From the entries below, gather each line containing the word "dashed".
** Begin The records **
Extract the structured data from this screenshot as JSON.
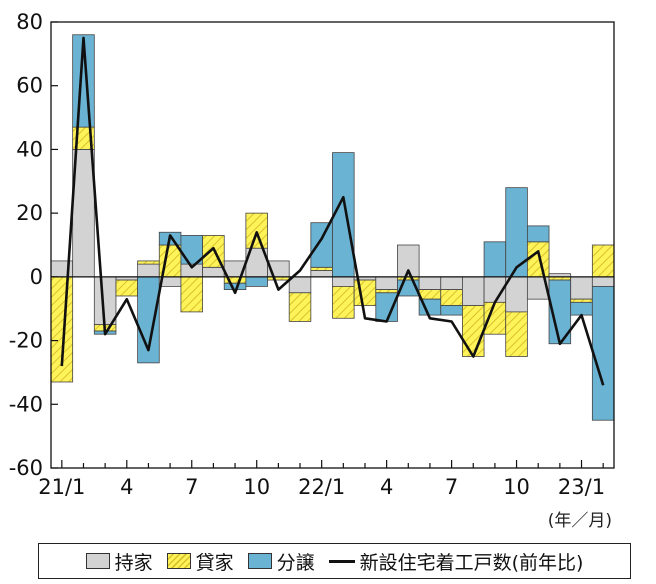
{
  "chart_data": {
    "type": "bar",
    "stacked": true,
    "x": [
      "21/1",
      "2",
      "3",
      "4",
      "5",
      "6",
      "7",
      "8",
      "9",
      "10",
      "11",
      "12",
      "22/1",
      "2",
      "3",
      "4",
      "5",
      "6",
      "7",
      "8",
      "9",
      "10",
      "11",
      "12",
      "23/1",
      "2"
    ],
    "x_tick_labels": [
      "21/1",
      "4",
      "7",
      "10",
      "22/1",
      "4",
      "7",
      "10",
      "23/1"
    ],
    "x_unit": "(年／月)",
    "ylim": [
      -60,
      80
    ],
    "yticks": [
      -60,
      -40,
      -20,
      0,
      20,
      40,
      60,
      80
    ],
    "series": [
      {
        "name": "持家",
        "type": "bar",
        "color": "#d3d3d3",
        "values": [
          5,
          40,
          -15,
          -1,
          4,
          -3,
          4,
          3,
          5,
          9,
          5,
          -5,
          2,
          -3,
          -1,
          -4,
          10,
          -4,
          -4,
          -9,
          -8,
          -11,
          -7,
          1,
          -7,
          -3
        ]
      },
      {
        "name": "貸家",
        "type": "bar",
        "color": "#fff35a",
        "values": [
          -33,
          7,
          -2,
          -5,
          1,
          10,
          -11,
          10,
          -2,
          11,
          -1,
          -9,
          1,
          -10,
          -8,
          -1,
          -1,
          -3,
          -5,
          -16,
          -10,
          -14,
          11,
          -1,
          -1,
          10
        ]
      },
      {
        "name": "分譲",
        "type": "bar",
        "color": "#6ab3d3",
        "values": [
          0,
          29,
          -1,
          0,
          -27,
          4,
          9,
          0,
          -2,
          -3,
          0,
          0,
          14,
          39,
          0,
          -9,
          -5,
          -5,
          -3,
          0,
          11,
          28,
          5,
          -20,
          -4,
          -42
        ]
      },
      {
        "name": "新設住宅着工戸数(前年比)",
        "type": "line",
        "color": "#111111",
        "values": [
          -28,
          75,
          -18,
          -7,
          -23,
          13,
          3,
          9,
          -5,
          14,
          -4,
          2,
          12,
          25,
          -13,
          -14,
          2,
          -13,
          -14,
          -25,
          -8,
          3,
          8,
          -21,
          -12,
          -34
        ]
      }
    ]
  }
}
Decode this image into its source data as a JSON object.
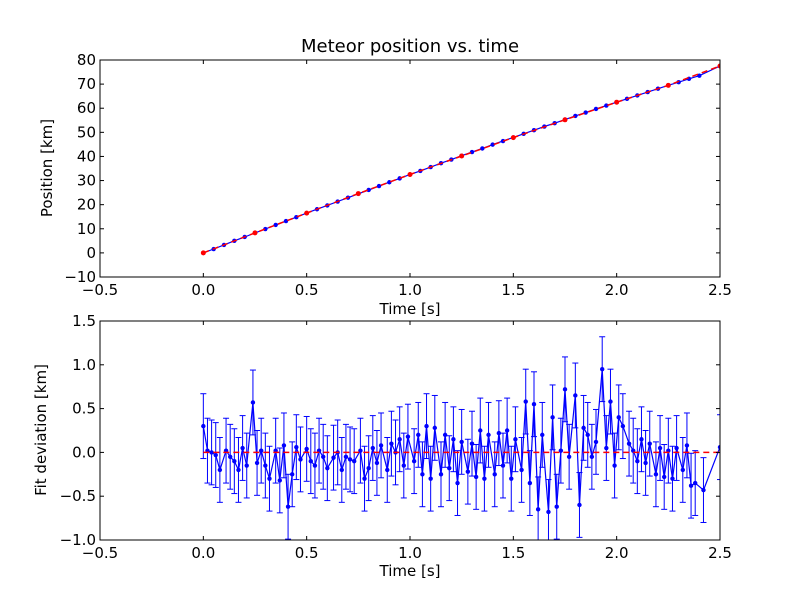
{
  "colors": {
    "data": "#0000ff",
    "fit": "#ff0000",
    "axis": "#000000",
    "background": "#ffffff"
  },
  "chart_data": [
    {
      "type": "line",
      "title": "Meteor position vs. time",
      "xlabel": "Time [s]",
      "ylabel": "Position [km]",
      "xlim": [
        -0.5,
        2.5
      ],
      "ylim": [
        -10,
        80
      ],
      "xticks": [
        -0.5,
        0.0,
        0.5,
        1.0,
        1.5,
        2.0,
        2.5
      ],
      "xtick_labels": [
        "−0.5",
        "0.0",
        "0.5",
        "1.0",
        "1.5",
        "2.0",
        "2.5"
      ],
      "yticks": [
        -10,
        0,
        10,
        20,
        30,
        40,
        50,
        60,
        70,
        80
      ],
      "ytick_labels": [
        "−10",
        "0",
        "10",
        "20",
        "30",
        "40",
        "50",
        "60",
        "70",
        "80"
      ],
      "grid": false,
      "series": [
        {
          "style": "blue line with dot markers",
          "x": [
            0.0,
            0.05,
            0.1,
            0.15,
            0.2,
            0.25,
            0.3,
            0.35,
            0.4,
            0.45,
            0.5,
            0.55,
            0.6,
            0.65,
            0.7,
            0.75,
            0.8,
            0.85,
            0.9,
            0.95,
            1.0,
            1.05,
            1.1,
            1.15,
            1.2,
            1.25,
            1.3,
            1.35,
            1.4,
            1.45,
            1.5,
            1.55,
            1.6,
            1.65,
            1.7,
            1.75,
            1.8,
            1.85,
            1.9,
            1.95,
            2.0,
            2.05,
            2.1,
            2.15,
            2.2,
            2.25,
            2.3,
            2.35,
            2.4,
            2.5
          ],
          "y": [
            0.0,
            1.6,
            3.3,
            5.0,
            6.6,
            8.3,
            9.9,
            11.6,
            13.2,
            14.8,
            16.5,
            18.1,
            19.7,
            21.3,
            22.9,
            24.5,
            26.1,
            27.7,
            29.3,
            30.9,
            32.5,
            34.0,
            35.6,
            37.2,
            38.7,
            40.3,
            41.8,
            43.3,
            44.9,
            46.4,
            47.9,
            49.4,
            50.9,
            52.4,
            53.8,
            55.3,
            56.8,
            58.2,
            59.7,
            61.1,
            62.5,
            63.9,
            65.3,
            66.7,
            68.1,
            69.5,
            70.8,
            72.2,
            73.5,
            77.5
          ]
        },
        {
          "style": "red dashed fit line",
          "x": [
            0.0,
            0.25,
            0.5,
            0.75,
            1.0,
            1.25,
            1.5,
            1.75,
            2.0,
            2.25,
            2.5
          ],
          "y": [
            0.0,
            8.3,
            16.5,
            24.6,
            32.5,
            40.2,
            47.8,
            55.2,
            62.5,
            69.5,
            77.5
          ]
        }
      ]
    },
    {
      "type": "line",
      "title": "",
      "xlabel": "Time [s]",
      "ylabel": "Fit deviation [km]",
      "xlim": [
        -0.5,
        2.5
      ],
      "ylim": [
        -1.0,
        1.5
      ],
      "xticks": [
        -0.5,
        0.0,
        0.5,
        1.0,
        1.5,
        2.0,
        2.5
      ],
      "xtick_labels": [
        "−0.5",
        "0.0",
        "0.5",
        "1.0",
        "1.5",
        "2.0",
        "2.5"
      ],
      "yticks": [
        -1.0,
        -0.5,
        0.0,
        0.5,
        1.0,
        1.5
      ],
      "ytick_labels": [
        "−1.0",
        "−0.5",
        "0.0",
        "0.5",
        "1.0",
        "1.5"
      ],
      "grid": false,
      "series": [
        {
          "style": "blue line with dot markers and error bars",
          "x": [
            0.0,
            0.02,
            0.04,
            0.06,
            0.08,
            0.11,
            0.13,
            0.15,
            0.17,
            0.19,
            0.21,
            0.24,
            0.26,
            0.28,
            0.3,
            0.32,
            0.35,
            0.37,
            0.39,
            0.41,
            0.43,
            0.45,
            0.47,
            0.5,
            0.52,
            0.54,
            0.56,
            0.58,
            0.6,
            0.63,
            0.65,
            0.67,
            0.69,
            0.71,
            0.73,
            0.76,
            0.78,
            0.8,
            0.82,
            0.84,
            0.86,
            0.89,
            0.91,
            0.93,
            0.95,
            0.97,
            0.99,
            1.02,
            1.04,
            1.06,
            1.08,
            1.1,
            1.12,
            1.15,
            1.17,
            1.19,
            1.21,
            1.23,
            1.25,
            1.28,
            1.3,
            1.32,
            1.34,
            1.36,
            1.38,
            1.41,
            1.43,
            1.45,
            1.47,
            1.49,
            1.51,
            1.54,
            1.56,
            1.58,
            1.6,
            1.62,
            1.64,
            1.67,
            1.69,
            1.71,
            1.73,
            1.75,
            1.77,
            1.8,
            1.82,
            1.84,
            1.86,
            1.88,
            1.9,
            1.93,
            1.95,
            1.97,
            1.99,
            2.01,
            2.03,
            2.06,
            2.08,
            2.1,
            2.12,
            2.14,
            2.16,
            2.19,
            2.21,
            2.23,
            2.25,
            2.27,
            2.29,
            2.32,
            2.34,
            2.36,
            2.38,
            2.42,
            2.5
          ],
          "y": [
            0.3,
            0.02,
            0.0,
            -0.03,
            -0.2,
            0.02,
            -0.05,
            -0.1,
            -0.2,
            0.05,
            -0.15,
            0.57,
            -0.12,
            0.02,
            -0.15,
            -0.3,
            0.02,
            -0.32,
            0.08,
            -0.62,
            -0.25,
            0.06,
            -0.08,
            0.04,
            -0.1,
            -0.15,
            0.02,
            -0.05,
            -0.18,
            -0.06,
            0.0,
            -0.2,
            -0.05,
            -0.08,
            -0.1,
            0.02,
            -0.3,
            -0.18,
            0.05,
            -0.12,
            0.08,
            -0.2,
            0.1,
            0.0,
            0.15,
            -0.15,
            0.18,
            -0.1,
            0.2,
            -0.25,
            0.3,
            -0.3,
            0.28,
            -0.25,
            0.2,
            -0.18,
            0.15,
            -0.35,
            0.12,
            -0.22,
            0.1,
            -0.28,
            0.25,
            -0.3,
            0.2,
            -0.25,
            0.22,
            -0.15,
            0.25,
            -0.3,
            0.15,
            -0.2,
            0.58,
            -0.35,
            0.55,
            -0.65,
            0.2,
            -0.68,
            0.4,
            -0.62,
            0.02,
            0.72,
            -0.05,
            0.65,
            -0.6,
            0.28,
            0.2,
            -0.05,
            0.12,
            0.95,
            0.05,
            0.58,
            -0.15,
            0.4,
            0.3,
            0.1,
            0.02,
            -0.1,
            0.15,
            -0.12,
            0.1,
            -0.25,
            0.05,
            -0.28,
            0.02,
            -0.3,
            0.05,
            -0.2,
            0.08,
            -0.38,
            -0.35,
            -0.43,
            0.06
          ],
          "yerr": 0.37
        },
        {
          "style": "red dashed zero line",
          "x": [
            0.0,
            2.5
          ],
          "y": [
            0.0,
            0.0
          ]
        }
      ]
    }
  ]
}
** End The records **
### Task solution
          "style": "red dashed fit line",
          "style": "red dashed zero line",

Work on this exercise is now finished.